Il faut que tous ces exercices reposent dans le cœur, et que nous ostant de la consideration et

meditation, nous allions tout bellement entre les affaires et conversations, de peur que la liqueur de nos resolutions ne s'epanche soudainement : car il faut qu'elle detrempe et penetre bien par toutes les parties de l'ame, le tout neantmoins sans effort, ny d'esprit, ny de corps.

CHAPITRE XVII.

Responses à deux objections qui peuvent estre faites sur cette introduction.

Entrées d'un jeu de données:

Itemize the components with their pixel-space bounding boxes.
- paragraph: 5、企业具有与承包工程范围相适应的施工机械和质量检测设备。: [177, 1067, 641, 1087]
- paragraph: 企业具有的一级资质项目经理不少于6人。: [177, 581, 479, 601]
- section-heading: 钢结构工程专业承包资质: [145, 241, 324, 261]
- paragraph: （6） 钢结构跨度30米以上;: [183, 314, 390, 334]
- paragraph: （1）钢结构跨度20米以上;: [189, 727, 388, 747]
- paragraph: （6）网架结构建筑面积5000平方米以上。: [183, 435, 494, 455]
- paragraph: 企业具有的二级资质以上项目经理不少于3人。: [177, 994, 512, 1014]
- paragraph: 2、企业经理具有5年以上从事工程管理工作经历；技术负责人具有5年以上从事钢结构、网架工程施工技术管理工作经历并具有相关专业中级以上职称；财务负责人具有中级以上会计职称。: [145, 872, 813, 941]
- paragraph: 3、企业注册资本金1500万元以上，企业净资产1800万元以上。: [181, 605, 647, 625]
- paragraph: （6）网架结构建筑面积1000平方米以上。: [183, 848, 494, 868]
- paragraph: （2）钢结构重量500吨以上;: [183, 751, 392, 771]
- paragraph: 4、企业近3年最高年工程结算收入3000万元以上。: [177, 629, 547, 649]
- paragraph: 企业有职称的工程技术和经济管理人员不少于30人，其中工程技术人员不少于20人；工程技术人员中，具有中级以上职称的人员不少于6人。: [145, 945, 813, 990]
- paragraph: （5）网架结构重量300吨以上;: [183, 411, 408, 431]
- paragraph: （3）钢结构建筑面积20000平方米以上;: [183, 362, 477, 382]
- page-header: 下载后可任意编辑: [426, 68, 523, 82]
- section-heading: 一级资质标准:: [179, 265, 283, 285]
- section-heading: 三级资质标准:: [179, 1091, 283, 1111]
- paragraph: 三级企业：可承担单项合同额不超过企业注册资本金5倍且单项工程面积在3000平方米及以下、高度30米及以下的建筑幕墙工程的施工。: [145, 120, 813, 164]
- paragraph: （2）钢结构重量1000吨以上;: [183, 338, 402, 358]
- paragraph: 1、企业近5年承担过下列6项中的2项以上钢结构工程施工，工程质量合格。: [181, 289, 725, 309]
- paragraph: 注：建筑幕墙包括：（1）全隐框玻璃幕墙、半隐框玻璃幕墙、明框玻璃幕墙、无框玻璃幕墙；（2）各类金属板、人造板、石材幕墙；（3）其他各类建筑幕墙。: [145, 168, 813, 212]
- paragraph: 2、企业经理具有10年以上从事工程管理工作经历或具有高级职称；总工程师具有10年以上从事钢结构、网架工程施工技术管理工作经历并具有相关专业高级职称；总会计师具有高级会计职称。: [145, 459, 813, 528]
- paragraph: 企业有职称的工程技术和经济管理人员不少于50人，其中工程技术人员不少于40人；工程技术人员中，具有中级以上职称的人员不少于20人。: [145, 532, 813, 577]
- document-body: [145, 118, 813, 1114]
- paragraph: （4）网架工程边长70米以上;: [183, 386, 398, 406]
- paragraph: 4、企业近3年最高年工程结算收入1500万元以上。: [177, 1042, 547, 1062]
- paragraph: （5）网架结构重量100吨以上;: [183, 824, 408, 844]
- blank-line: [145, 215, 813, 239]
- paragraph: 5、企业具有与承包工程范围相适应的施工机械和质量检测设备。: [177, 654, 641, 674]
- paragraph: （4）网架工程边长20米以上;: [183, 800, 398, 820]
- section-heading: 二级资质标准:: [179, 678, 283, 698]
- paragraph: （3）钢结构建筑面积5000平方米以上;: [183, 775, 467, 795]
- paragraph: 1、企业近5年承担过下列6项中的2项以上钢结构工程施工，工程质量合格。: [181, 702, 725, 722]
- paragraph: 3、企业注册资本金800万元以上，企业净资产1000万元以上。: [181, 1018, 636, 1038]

* PROBLÈME COURT
D'après l'extrait du texte, comment la liqueur de nos résolutions doit-elle détremper et pénétrer toutes les parties de l'âme ?

* CORRIGÉ DE L'EXERCICE
Sans effort, ni d'esprit ni de corps.